_Your objective_
Output the lines that follow exactly as they are.

_Exercise materials_
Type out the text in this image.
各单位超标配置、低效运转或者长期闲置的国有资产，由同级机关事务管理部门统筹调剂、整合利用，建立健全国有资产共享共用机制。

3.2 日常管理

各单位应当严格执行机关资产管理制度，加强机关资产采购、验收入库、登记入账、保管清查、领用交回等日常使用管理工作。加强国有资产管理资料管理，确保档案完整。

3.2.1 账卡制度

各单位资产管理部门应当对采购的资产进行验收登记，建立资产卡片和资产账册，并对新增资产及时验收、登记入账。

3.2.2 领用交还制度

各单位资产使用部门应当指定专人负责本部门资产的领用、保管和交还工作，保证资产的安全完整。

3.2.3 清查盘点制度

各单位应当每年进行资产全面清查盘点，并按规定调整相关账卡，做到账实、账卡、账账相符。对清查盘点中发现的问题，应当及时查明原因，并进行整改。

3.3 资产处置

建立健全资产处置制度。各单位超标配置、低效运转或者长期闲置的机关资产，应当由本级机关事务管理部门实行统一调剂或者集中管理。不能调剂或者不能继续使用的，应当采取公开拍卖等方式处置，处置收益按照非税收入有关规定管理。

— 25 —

_Written solution_
Type out the text in this image.
各单位超标配置、低效运转或者长期闲置的国有资产，由同级机关事务管理部门统筹调剂、整合利用，建立健全国有资产共享共用机制。

3.2 日常管理

各单位应当严格执行机关资产管理制度，加强机关资产采购、验收入库、登记入账、保管清查、领用交回等日常使用管理工作。加强国有资产管理资料管理，确保档案完整。

3.2.1 账卡制度

各单位资产管理部门应当对采购的资产进行验收登记，建立资产卡片和资产账册，并对新增资产及时验收、登记入账。

3.2.2 领用交还制度

各单位资产使用部门应当指定专人负责本部门资产的领用、保管和交还工作，保证资产的安全完整。

3.2.3 清查盘点制度

各单位应当每年进行资产全面清查盘点，并按规定调整相关账卡，做到账实、账卡、账账相符。对清查盘点中发现的问题，应当及时查明原因，并进行整改。

3.3 资产处置

建立健全资产处置制度。各单位超标配置、低效运转或者长期闲置的机关资产，应当由本级机关事务管理部门实行统一调剂或者集中管理。不能调剂或者不能继续使用的，应当采取公开拍卖等方式处置，处置收益按照非税收入有关规定管理。

— 25 —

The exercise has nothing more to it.